GIVEN RECORDS >>
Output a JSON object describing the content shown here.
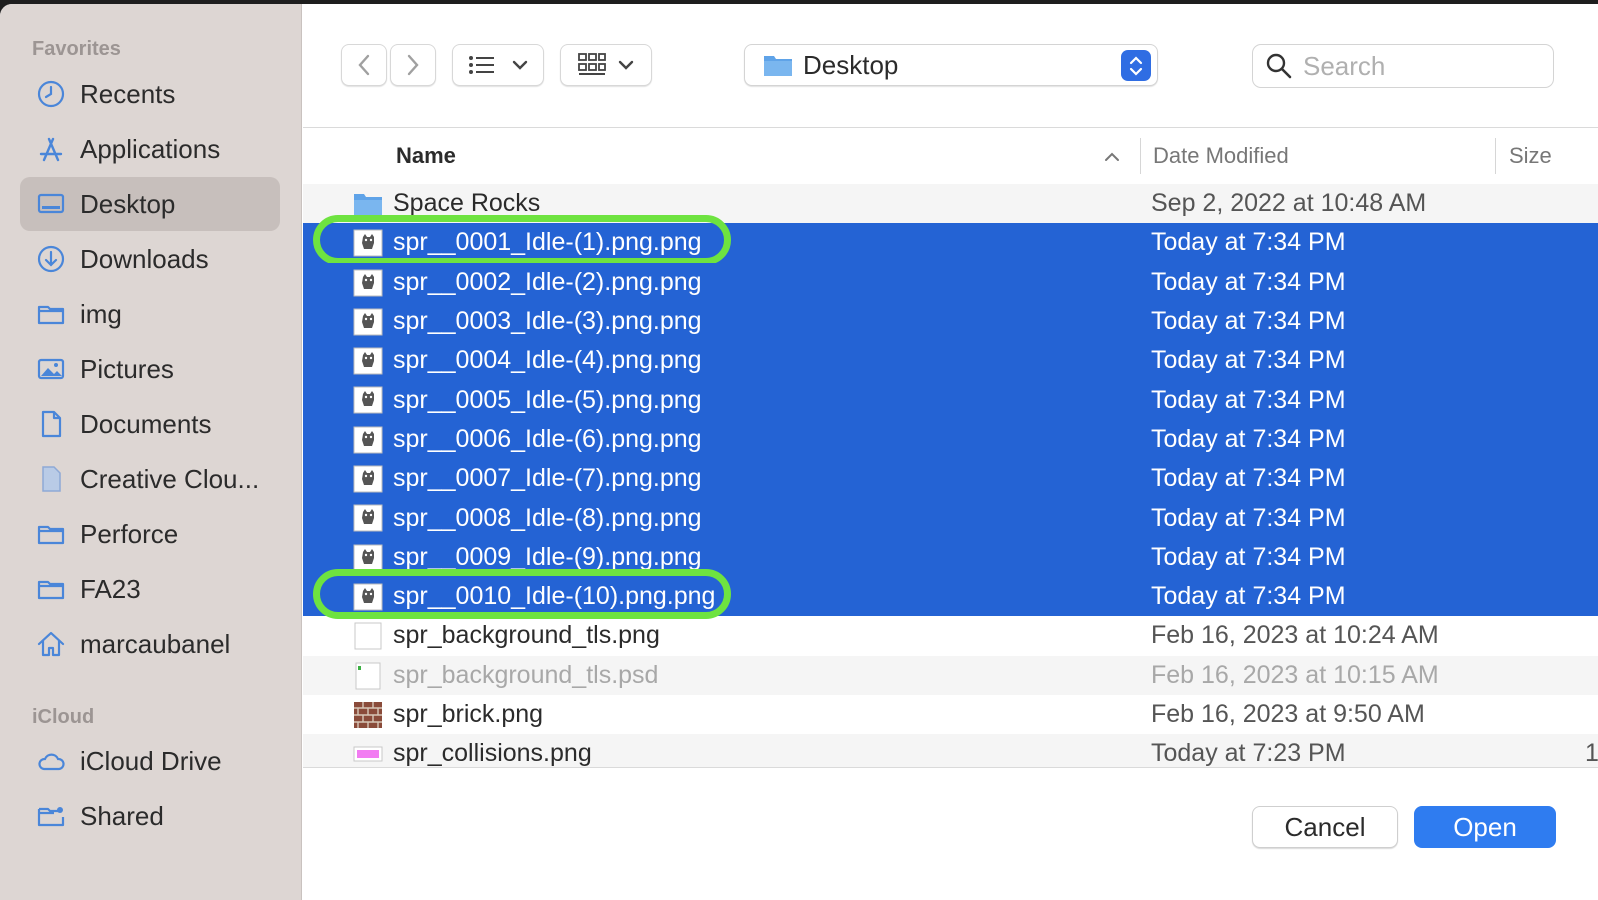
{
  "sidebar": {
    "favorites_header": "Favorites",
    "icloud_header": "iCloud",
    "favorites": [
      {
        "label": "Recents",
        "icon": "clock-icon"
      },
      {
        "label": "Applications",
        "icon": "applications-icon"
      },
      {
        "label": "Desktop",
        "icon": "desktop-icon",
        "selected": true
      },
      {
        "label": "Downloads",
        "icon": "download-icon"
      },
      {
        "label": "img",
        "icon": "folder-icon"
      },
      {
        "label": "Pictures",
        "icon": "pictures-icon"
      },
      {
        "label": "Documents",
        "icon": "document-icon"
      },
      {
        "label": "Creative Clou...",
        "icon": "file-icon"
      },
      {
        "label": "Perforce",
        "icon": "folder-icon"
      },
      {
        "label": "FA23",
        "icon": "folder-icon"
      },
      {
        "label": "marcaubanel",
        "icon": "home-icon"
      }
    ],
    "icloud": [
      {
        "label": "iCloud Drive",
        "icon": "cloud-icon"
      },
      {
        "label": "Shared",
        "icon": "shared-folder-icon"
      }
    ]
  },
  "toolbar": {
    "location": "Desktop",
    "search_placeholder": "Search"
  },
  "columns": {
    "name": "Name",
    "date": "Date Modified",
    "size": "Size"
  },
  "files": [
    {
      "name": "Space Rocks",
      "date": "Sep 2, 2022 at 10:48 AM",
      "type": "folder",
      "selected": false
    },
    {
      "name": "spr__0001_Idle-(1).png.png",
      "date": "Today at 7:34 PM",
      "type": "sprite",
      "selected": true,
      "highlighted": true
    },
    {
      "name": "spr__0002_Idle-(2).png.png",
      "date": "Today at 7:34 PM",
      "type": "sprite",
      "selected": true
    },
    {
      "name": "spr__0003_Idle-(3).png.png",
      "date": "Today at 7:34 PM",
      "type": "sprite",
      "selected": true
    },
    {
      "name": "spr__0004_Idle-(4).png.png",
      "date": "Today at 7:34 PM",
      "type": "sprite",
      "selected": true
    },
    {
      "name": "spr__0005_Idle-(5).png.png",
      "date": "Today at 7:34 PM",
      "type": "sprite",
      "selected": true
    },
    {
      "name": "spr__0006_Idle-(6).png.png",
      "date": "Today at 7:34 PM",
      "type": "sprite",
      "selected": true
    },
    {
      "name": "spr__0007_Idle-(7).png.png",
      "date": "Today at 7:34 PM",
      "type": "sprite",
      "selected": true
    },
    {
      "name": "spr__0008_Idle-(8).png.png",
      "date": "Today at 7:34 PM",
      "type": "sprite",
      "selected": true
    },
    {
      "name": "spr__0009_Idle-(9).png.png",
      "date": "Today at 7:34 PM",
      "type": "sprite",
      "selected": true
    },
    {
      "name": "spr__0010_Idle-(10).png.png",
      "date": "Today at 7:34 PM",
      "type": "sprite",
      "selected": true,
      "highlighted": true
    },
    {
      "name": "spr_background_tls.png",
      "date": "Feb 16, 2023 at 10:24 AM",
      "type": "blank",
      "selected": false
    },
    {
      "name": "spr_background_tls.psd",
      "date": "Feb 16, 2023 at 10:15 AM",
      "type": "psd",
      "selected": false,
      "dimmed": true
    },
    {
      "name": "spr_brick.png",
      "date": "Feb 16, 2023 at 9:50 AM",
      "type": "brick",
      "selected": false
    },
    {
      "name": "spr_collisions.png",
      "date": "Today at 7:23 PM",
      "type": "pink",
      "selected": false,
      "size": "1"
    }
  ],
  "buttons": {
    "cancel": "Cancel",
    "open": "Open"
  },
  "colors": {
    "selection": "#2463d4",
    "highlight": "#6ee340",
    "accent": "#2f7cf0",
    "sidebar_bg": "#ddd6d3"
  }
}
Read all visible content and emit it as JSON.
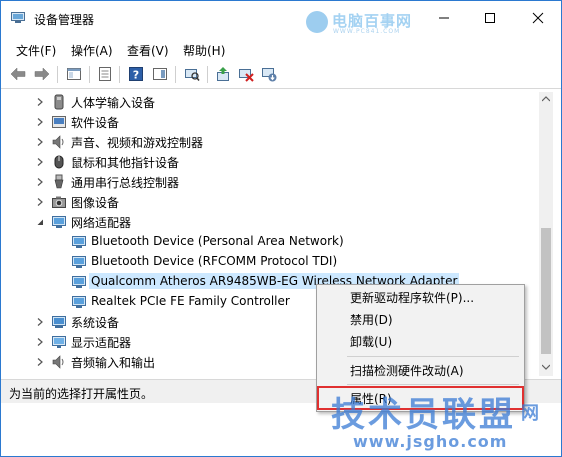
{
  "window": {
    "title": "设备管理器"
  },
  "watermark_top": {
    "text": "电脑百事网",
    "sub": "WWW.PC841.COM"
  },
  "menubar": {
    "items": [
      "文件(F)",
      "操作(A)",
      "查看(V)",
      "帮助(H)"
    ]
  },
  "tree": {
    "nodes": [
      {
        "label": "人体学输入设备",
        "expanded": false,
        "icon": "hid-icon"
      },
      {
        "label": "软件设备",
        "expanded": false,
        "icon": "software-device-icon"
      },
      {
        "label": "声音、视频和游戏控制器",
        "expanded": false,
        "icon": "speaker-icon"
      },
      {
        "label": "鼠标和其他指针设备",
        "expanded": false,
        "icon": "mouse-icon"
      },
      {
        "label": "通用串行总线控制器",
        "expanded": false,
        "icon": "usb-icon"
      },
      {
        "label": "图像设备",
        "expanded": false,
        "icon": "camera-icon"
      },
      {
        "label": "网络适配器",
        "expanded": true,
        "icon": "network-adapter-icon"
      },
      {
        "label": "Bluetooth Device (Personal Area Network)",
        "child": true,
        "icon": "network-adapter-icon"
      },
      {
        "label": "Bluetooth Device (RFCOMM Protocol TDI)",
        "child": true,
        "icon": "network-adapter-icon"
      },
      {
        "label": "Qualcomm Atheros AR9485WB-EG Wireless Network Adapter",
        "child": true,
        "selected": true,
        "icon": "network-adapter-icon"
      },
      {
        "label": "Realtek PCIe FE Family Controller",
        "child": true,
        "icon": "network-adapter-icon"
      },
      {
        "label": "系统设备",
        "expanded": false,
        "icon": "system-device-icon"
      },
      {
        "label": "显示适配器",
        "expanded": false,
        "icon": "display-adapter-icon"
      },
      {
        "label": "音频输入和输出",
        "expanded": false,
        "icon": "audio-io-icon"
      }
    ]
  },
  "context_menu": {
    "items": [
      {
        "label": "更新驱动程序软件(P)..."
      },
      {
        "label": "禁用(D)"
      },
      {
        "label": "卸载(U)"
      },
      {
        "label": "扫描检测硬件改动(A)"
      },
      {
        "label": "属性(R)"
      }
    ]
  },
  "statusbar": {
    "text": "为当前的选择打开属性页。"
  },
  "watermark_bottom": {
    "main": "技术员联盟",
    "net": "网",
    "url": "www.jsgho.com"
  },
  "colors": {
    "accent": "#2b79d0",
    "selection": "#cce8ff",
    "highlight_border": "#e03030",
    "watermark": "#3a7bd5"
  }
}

PROBLEM DESCRIPTION >>
Your task is to set down the records shown above exactly, minus any pictures.

WRITTEN RESPONSE >>
Output a JSON object describing the content shown here.
{
  "sidebar": {
    "favorites_header": "Favorites",
    "icloud_header": "iCloud",
    "favorites": [
      {
        "label": "Recents",
        "icon": "clock-icon"
      },
      {
        "label": "Applications",
        "icon": "applications-icon"
      },
      {
        "label": "Desktop",
        "icon": "desktop-icon",
        "selected": true
      },
      {
        "label": "Downloads",
        "icon": "download-icon"
      },
      {
        "label": "img",
        "icon": "folder-icon"
      },
      {
        "label": "Pictures",
        "icon": "pictures-icon"
      },
      {
        "label": "Documents",
        "icon": "document-icon"
      },
      {
        "label": "Creative Clou...",
        "icon": "file-icon"
      },
      {
        "label": "Perforce",
        "icon": "folder-icon"
      },
      {
        "label": "FA23",
        "icon": "folder-icon"
      },
      {
        "label": "marcaubanel",
        "icon": "home-icon"
      }
    ],
    "icloud": [
      {
        "label": "iCloud Drive",
        "icon": "cloud-icon"
      },
      {
        "label": "Shared",
        "icon": "shared-folder-icon"
      }
    ]
  },
  "toolbar": {
    "location": "Desktop",
    "search_placeholder": "Search"
  },
  "columns": {
    "name": "Name",
    "date": "Date Modified",
    "size": "Size"
  },
  "files": [
    {
      "name": "Space Rocks",
      "date": "Sep 2, 2022 at 10:48 AM",
      "type": "folder",
      "selected": false
    },
    {
      "name": "spr__0001_Idle-(1).png.png",
      "date": "Today at 7:34 PM",
      "type": "sprite",
      "selected": true,
      "highlighted": true
    },
    {
      "name": "spr__0002_Idle-(2).png.png",
      "date": "Today at 7:34 PM",
      "type": "sprite",
      "selected": true
    },
    {
      "name": "spr__0003_Idle-(3).png.png",
      "date": "Today at 7:34 PM",
      "type": "sprite",
      "selected": true
    },
    {
      "name": "spr__0004_Idle-(4).png.png",
      "date": "Today at 7:34 PM",
      "type": "sprite",
      "selected": true
    },
    {
      "name": "spr__0005_Idle-(5).png.png",
      "date": "Today at 7:34 PM",
      "type": "sprite",
      "selected": true
    },
    {
      "name": "spr__0006_Idle-(6).png.png",
      "date": "Today at 7:34 PM",
      "type": "sprite",
      "selected": true
    },
    {
      "name": "spr__0007_Idle-(7).png.png",
      "date": "Today at 7:34 PM",
      "type": "sprite",
      "selected": true
    },
    {
      "name": "spr__0008_Idle-(8).png.png",
      "date": "Today at 7:34 PM",
      "type": "sprite",
      "selected": true
    },
    {
      "name": "spr__0009_Idle-(9).png.png",
      "date": "Today at 7:34 PM",
      "type": "sprite",
      "selected": true
    },
    {
      "name": "spr__0010_Idle-(10).png.png",
      "date": "Today at 7:34 PM",
      "type": "sprite",
      "selected": true,
      "highlighted": true
    },
    {
      "name": "spr_background_tls.png",
      "date": "Feb 16, 2023 at 10:24 AM",
      "type": "blank",
      "selected": false
    },
    {
      "name": "spr_background_tls.psd",
      "date": "Feb 16, 2023 at 10:15 AM",
      "type": "psd",
      "selected": false,
      "dimmed": true
    },
    {
      "name": "spr_brick.png",
      "date": "Feb 16, 2023 at 9:50 AM",
      "type": "brick",
      "selected": false
    },
    {
      "name": "spr_collisions.png",
      "date": "Today at 7:23 PM",
      "type": "pink",
      "selected": false,
      "size": "1"
    }
  ],
  "buttons": {
    "cancel": "Cancel",
    "open": "Open"
  },
  "colors": {
    "selection": "#2463d4",
    "highlight": "#6ee340",
    "accent": "#2f7cf0",
    "sidebar_bg": "#ddd6d3"
  }
}
Read all visible content and emit it as JSON.
{
  "window": {
    "title": "设备管理器"
  },
  "watermark_top": {
    "text": "电脑百事网",
    "sub": "WWW.PC841.COM"
  },
  "menubar": {
    "items": [
      "文件(F)",
      "操作(A)",
      "查看(V)",
      "帮助(H)"
    ]
  },
  "tree": {
    "nodes": [
      {
        "label": "人体学输入设备",
        "expanded": false,
        "icon": "hid-icon"
      },
      {
        "label": "软件设备",
        "expanded": false,
        "icon": "software-device-icon"
      },
      {
        "label": "声音、视频和游戏控制器",
        "expanded": false,
        "icon": "speaker-icon"
      },
      {
        "label": "鼠标和其他指针设备",
        "expanded": false,
        "icon": "mouse-icon"
      },
      {
        "label": "通用串行总线控制器",
        "expanded": false,
        "icon": "usb-icon"
      },
      {
        "label": "图像设备",
        "expanded": false,
        "icon": "camera-icon"
      },
      {
        "label": "网络适配器",
        "expanded": true,
        "icon": "network-adapter-icon"
      },
      {
        "label": "Bluetooth Device (Personal Area Network)",
        "child": true,
        "icon": "network-adapter-icon"
      },
      {
        "label": "Bluetooth Device (RFCOMM Protocol TDI)",
        "child": true,
        "icon": "network-adapter-icon"
      },
      {
        "label": "Qualcomm Atheros AR9485WB-EG Wireless Network Adapter",
        "child": true,
        "selected": true,
        "icon": "network-adapter-icon"
      },
      {
        "label": "Realtek PCIe FE Family Controller",
        "child": true,
        "icon": "network-adapter-icon"
      },
      {
        "label": "系统设备",
        "expanded": false,
        "icon": "system-device-icon"
      },
      {
        "label": "显示适配器",
        "expanded": false,
        "icon": "display-adapter-icon"
      },
      {
        "label": "音频输入和输出",
        "expanded": false,
        "icon": "audio-io-icon"
      }
    ]
  },
  "context_menu": {
    "items": [
      {
        "label": "更新驱动程序软件(P)..."
      },
      {
        "label": "禁用(D)"
      },
      {
        "label": "卸载(U)"
      },
      {
        "label": "扫描检测硬件改动(A)"
      },
      {
        "label": "属性(R)"
      }
    ]
  },
  "statusbar": {
    "text": "为当前的选择打开属性页。"
  },
  "watermark_bottom": {
    "main": "技术员联盟",
    "net": "网",
    "url": "www.jsgho.com"
  },
  "colors": {
    "accent": "#2b79d0",
    "selection": "#cce8ff",
    "highlight_border": "#e03030",
    "watermark": "#3a7bd5"
  }
}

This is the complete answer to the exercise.